• _WRITTEN INSTRUCTION_:
Write out the full listing again, exactly as it stands.

• _DATA TO USE_:
****

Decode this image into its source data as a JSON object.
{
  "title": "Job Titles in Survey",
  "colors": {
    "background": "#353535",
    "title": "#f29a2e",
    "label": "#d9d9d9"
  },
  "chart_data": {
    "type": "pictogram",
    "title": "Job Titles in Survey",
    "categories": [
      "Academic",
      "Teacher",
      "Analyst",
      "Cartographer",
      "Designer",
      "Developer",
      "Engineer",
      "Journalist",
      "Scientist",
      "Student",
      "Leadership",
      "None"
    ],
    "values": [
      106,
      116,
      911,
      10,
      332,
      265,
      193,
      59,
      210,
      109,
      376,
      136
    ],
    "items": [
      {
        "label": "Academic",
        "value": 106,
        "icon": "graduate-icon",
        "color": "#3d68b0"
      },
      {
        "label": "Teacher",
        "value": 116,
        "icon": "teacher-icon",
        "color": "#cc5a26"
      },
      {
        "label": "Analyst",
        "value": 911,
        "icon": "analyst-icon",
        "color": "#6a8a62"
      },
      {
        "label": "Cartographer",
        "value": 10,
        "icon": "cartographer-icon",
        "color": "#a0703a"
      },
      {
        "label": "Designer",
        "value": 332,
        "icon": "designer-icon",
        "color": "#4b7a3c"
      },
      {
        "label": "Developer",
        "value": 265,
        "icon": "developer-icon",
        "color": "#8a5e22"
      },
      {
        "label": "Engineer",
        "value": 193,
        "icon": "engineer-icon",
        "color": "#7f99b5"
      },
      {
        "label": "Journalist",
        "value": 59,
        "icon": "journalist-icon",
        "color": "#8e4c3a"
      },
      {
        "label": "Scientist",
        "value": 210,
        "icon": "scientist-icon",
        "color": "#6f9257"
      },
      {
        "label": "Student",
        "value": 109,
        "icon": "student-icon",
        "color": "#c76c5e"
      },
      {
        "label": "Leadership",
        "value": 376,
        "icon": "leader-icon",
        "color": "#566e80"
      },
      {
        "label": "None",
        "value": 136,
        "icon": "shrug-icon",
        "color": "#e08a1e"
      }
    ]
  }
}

****

• _WRITTEN RESPONSE_:
Decode this image into its source data as a JSON object.
{
  "title": "Job Titles in Survey",
  "colors": {
    "background": "#353535",
    "title": "#f29a2e",
    "label": "#d9d9d9"
  },
  "chart_data": {
    "type": "pictogram",
    "title": "Job Titles in Survey",
    "categories": [
      "Academic",
      "Teacher",
      "Analyst",
      "Cartographer",
      "Designer",
      "Developer",
      "Engineer",
      "Journalist",
      "Scientist",
      "Student",
      "Leadership",
      "None"
    ],
    "values": [
      106,
      116,
      911,
      10,
      332,
      265,
      193,
      59,
      210,
      109,
      376,
      136
    ],
    "items": [
      {
        "label": "Academic",
        "value": 106,
        "icon": "graduate-icon",
        "color": "#3d68b0"
      },
      {
        "label": "Teacher",
        "value": 116,
        "icon": "teacher-icon",
        "color": "#cc5a26"
      },
      {
        "label": "Analyst",
        "value": 911,
        "icon": "analyst-icon",
        "color": "#6a8a62"
      },
      {
        "label": "Cartographer",
        "value": 10,
        "icon": "cartographer-icon",
        "color": "#a0703a"
      },
      {
        "label": "Designer",
        "value": 332,
        "icon": "designer-icon",
        "color": "#4b7a3c"
      },
      {
        "label": "Developer",
        "value": 265,
        "icon": "developer-icon",
        "color": "#8a5e22"
      },
      {
        "label": "Engineer",
        "value": 193,
        "icon": "engineer-icon",
        "color": "#7f99b5"
      },
      {
        "label": "Journalist",
        "value": 59,
        "icon": "journalist-icon",
        "color": "#8e4c3a"
      },
      {
        "label": "Scientist",
        "value": 210,
        "icon": "scientist-icon",
        "color": "#6f9257"
      },
      {
        "label": "Student",
        "value": 109,
        "icon": "student-icon",
        "color": "#c76c5e"
      },
      {
        "label": "Leadership",
        "value": 376,
        "icon": "leader-icon",
        "color": "#566e80"
      },
      {
        "label": "None",
        "value": 136,
        "icon": "shrug-icon",
        "color": "#e08a1e"
      }
    ]
  }
}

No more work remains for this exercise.